** OBJECTIVE **
Return all of the entries exactly, with nothing added or left out.

** DATA FOR THE TASK **
------------------------------

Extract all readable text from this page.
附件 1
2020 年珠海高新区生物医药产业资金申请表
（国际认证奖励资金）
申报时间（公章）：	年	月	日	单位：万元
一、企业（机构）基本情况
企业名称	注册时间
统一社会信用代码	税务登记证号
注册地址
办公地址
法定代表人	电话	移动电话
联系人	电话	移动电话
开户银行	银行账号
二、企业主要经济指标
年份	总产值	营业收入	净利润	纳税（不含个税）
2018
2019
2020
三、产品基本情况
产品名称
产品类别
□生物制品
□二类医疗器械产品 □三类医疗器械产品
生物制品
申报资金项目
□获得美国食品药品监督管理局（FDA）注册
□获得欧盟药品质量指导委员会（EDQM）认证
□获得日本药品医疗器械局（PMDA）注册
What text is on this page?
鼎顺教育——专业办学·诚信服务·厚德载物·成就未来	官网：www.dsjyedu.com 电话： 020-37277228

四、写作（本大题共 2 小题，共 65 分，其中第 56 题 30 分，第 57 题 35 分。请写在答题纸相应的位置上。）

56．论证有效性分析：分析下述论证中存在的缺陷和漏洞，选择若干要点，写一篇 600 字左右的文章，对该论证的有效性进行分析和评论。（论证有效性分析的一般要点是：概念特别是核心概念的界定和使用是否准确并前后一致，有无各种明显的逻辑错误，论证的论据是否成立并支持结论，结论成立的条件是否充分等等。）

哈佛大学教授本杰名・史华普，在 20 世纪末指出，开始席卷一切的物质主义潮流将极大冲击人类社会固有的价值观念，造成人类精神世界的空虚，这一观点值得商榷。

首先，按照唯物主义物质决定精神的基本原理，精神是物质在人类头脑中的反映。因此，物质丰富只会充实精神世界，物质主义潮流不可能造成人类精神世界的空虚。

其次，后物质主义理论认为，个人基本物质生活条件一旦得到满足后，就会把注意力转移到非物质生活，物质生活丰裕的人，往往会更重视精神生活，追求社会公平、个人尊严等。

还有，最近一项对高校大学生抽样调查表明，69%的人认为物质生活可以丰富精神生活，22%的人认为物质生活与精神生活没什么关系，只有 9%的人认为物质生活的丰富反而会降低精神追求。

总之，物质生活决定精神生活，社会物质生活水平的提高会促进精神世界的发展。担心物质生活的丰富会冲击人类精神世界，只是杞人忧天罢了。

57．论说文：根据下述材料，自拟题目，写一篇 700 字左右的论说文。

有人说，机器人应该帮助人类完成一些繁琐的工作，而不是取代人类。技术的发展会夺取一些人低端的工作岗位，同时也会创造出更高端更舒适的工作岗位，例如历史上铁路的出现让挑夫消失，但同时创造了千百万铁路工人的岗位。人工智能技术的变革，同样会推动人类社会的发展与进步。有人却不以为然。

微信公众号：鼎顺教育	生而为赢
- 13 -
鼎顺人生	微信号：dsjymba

------------------------------

** CORRECT RESPONSE **
Extract all readable text from this page.
附件 1
2020 年珠海高新区生物医药产业资金申请表
（国际认证奖励资金）
申报时间（公章）：	年	月	日	单位：万元
一、企业（机构）基本情况
企业名称	注册时间
统一社会信用代码	税务登记证号
注册地址
办公地址
法定代表人	电话	移动电话
联系人	电话	移动电话
开户银行	银行账号
二、企业主要经济指标
年份	总产值	营业收入	净利润	纳税（不含个税）
2018
2019
2020
三、产品基本情况
产品名称
产品类别
□生物制品
□二类医疗器械产品 □三类医疗器械产品
生物制品
申报资金项目
□获得美国食品药品监督管理局（FDA）注册
□获得欧盟药品质量指导委员会（EDQM）认证
□获得日本药品医疗器械局（PMDA）注册
What text is on this page?
鼎顺教育——专业办学·诚信服务·厚德载物·成就未来	官网：www.dsjyedu.com 电话： 020-37277228

四、写作（本大题共 2 小题，共 65 分，其中第 56 题 30 分，第 57 题 35 分。请写在答题纸相应的位置上。）

56．论证有效性分析：分析下述论证中存在的缺陷和漏洞，选择若干要点，写一篇 600 字左右的文章，对该论证的有效性进行分析和评论。（论证有效性分析的一般要点是：概念特别是核心概念的界定和使用是否准确并前后一致，有无各种明显的逻辑错误，论证的论据是否成立并支持结论，结论成立的条件是否充分等等。）

哈佛大学教授本杰名・史华普，在 20 世纪末指出，开始席卷一切的物质主义潮流将极大冲击人类社会固有的价值观念，造成人类精神世界的空虚，这一观点值得商榷。

首先，按照唯物主义物质决定精神的基本原理，精神是物质在人类头脑中的反映。因此，物质丰富只会充实精神世界，物质主义潮流不可能造成人类精神世界的空虚。

其次，后物质主义理论认为，个人基本物质生活条件一旦得到满足后，就会把注意力转移到非物质生活，物质生活丰裕的人，往往会更重视精神生活，追求社会公平、个人尊严等。

还有，最近一项对高校大学生抽样调查表明，69%的人认为物质生活可以丰富精神生活，22%的人认为物质生活与精神生活没什么关系，只有 9%的人认为物质生活的丰富反而会降低精神追求。

总之，物质生活决定精神生活，社会物质生活水平的提高会促进精神世界的发展。担心物质生活的丰富会冲击人类精神世界，只是杞人忧天罢了。

57．论说文：根据下述材料，自拟题目，写一篇 700 字左右的论说文。

有人说，机器人应该帮助人类完成一些繁琐的工作，而不是取代人类。技术的发展会夺取一些人低端的工作岗位，同时也会创造出更高端更舒适的工作岗位，例如历史上铁路的出现让挑夫消失，但同时创造了千百万铁路工人的岗位。人工智能技术的变革，同样会推动人类社会的发展与进步。有人却不以为然。

微信公众号：鼎顺教育	生而为赢
- 13 -
鼎顺人生	微信号：dsjymba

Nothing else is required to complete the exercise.